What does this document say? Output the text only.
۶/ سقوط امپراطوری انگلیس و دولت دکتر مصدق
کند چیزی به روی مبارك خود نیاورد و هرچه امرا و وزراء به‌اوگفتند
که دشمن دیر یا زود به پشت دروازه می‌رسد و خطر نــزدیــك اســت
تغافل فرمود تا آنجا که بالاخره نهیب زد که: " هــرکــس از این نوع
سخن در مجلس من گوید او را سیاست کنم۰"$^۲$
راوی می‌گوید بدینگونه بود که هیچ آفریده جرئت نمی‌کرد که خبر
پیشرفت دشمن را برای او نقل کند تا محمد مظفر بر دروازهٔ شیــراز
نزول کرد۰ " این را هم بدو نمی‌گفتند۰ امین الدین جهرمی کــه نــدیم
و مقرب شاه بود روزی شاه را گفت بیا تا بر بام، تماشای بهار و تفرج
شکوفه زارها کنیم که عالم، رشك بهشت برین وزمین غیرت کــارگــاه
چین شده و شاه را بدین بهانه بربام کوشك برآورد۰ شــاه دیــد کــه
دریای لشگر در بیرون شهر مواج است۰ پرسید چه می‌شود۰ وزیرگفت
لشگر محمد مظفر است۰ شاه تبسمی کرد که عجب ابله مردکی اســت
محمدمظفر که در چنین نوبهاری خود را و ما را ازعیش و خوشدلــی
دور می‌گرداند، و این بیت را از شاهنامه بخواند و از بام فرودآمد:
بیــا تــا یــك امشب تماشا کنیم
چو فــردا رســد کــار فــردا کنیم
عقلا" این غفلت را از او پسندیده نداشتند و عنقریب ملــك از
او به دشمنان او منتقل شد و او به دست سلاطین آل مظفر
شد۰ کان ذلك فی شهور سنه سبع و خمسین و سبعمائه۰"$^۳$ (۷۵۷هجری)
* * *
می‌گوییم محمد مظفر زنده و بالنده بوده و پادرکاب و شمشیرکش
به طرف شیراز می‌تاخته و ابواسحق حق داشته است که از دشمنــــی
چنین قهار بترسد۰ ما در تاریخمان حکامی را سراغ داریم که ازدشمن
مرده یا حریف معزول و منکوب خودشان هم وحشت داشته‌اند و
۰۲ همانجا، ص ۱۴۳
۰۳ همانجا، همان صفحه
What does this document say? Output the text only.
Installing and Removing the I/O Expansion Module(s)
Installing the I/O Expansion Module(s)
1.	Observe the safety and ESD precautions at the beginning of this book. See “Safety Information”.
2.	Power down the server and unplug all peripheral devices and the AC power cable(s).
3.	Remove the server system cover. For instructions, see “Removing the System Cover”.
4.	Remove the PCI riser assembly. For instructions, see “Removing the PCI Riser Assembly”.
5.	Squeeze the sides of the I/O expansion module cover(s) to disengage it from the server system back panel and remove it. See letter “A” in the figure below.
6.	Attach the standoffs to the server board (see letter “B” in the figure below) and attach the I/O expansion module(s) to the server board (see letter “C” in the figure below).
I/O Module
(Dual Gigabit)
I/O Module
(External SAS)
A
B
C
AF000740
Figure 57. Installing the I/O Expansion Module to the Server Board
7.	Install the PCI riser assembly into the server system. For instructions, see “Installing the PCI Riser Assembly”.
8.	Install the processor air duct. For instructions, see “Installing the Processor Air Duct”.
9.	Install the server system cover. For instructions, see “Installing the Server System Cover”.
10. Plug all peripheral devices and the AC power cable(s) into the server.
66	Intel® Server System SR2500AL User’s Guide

__REQUIREMENTS__: Write only the number of lines in the records that include the word "devices".

__SOLUTION TO THIS PROBLEM__: 2